### Short exercise
Print all of the lines exactly. Any picture among them stays out.
**** Source records
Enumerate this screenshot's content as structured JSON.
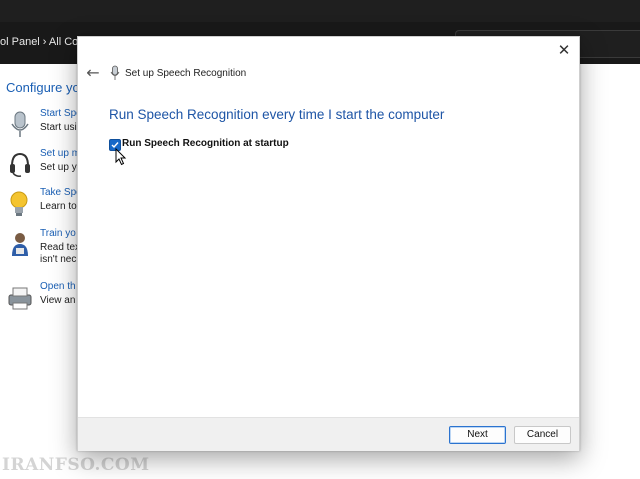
{
  "background_window": {
    "breadcrumb": "ol Panel  ›  All Co",
    "heading": "Configure yo",
    "items": [
      {
        "icon": "microphone-icon",
        "link": "Start Spe",
        "desc": "Start usi"
      },
      {
        "icon": "headset-icon",
        "link": "Set up m",
        "desc": "Set up y"
      },
      {
        "icon": "lightbulb-icon",
        "link": "Take Spe",
        "desc": "Learn to"
      },
      {
        "icon": "person-icon",
        "link": "Train yo",
        "desc": "Read tex\nisn't nec"
      },
      {
        "icon": "printer-icon",
        "link": "Open th",
        "desc": "View an"
      }
    ]
  },
  "dialog": {
    "title": "Set up Speech Recognition",
    "heading": "Run Speech Recognition every time I start the computer",
    "checkbox": {
      "label": "Run Speech Recognition at startup",
      "checked": true
    },
    "close_icon": "close-icon",
    "back_icon": "back-arrow-icon",
    "buttons": {
      "next": "Next",
      "cancel": "Cancel"
    }
  },
  "watermark": "IRANFSO.COM",
  "colors": {
    "accent": "#1668c8",
    "link": "#1a5fb4",
    "heading": "#1e55a6"
  }
}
********
### Reply
Enumerate this screenshot's content as structured JSON.
{
  "background_window": {
    "breadcrumb": "ol Panel  ›  All Co",
    "heading": "Configure yo",
    "items": [
      {
        "icon": "microphone-icon",
        "link": "Start Spe",
        "desc": "Start usi"
      },
      {
        "icon": "headset-icon",
        "link": "Set up m",
        "desc": "Set up y"
      },
      {
        "icon": "lightbulb-icon",
        "link": "Take Spe",
        "desc": "Learn to"
      },
      {
        "icon": "person-icon",
        "link": "Train yo",
        "desc": "Read tex\nisn't nec"
      },
      {
        "icon": "printer-icon",
        "link": "Open th",
        "desc": "View an"
      }
    ]
  },
  "dialog": {
    "title": "Set up Speech Recognition",
    "heading": "Run Speech Recognition every time I start the computer",
    "checkbox": {
      "label": "Run Speech Recognition at startup",
      "checked": true
    },
    "close_icon": "close-icon",
    "back_icon": "back-arrow-icon",
    "buttons": {
      "next": "Next",
      "cancel": "Cancel"
    }
  },
  "watermark": "IRANFSO.COM",
  "colors": {
    "accent": "#1668c8",
    "link": "#1a5fb4",
    "heading": "#1e55a6"
  }
}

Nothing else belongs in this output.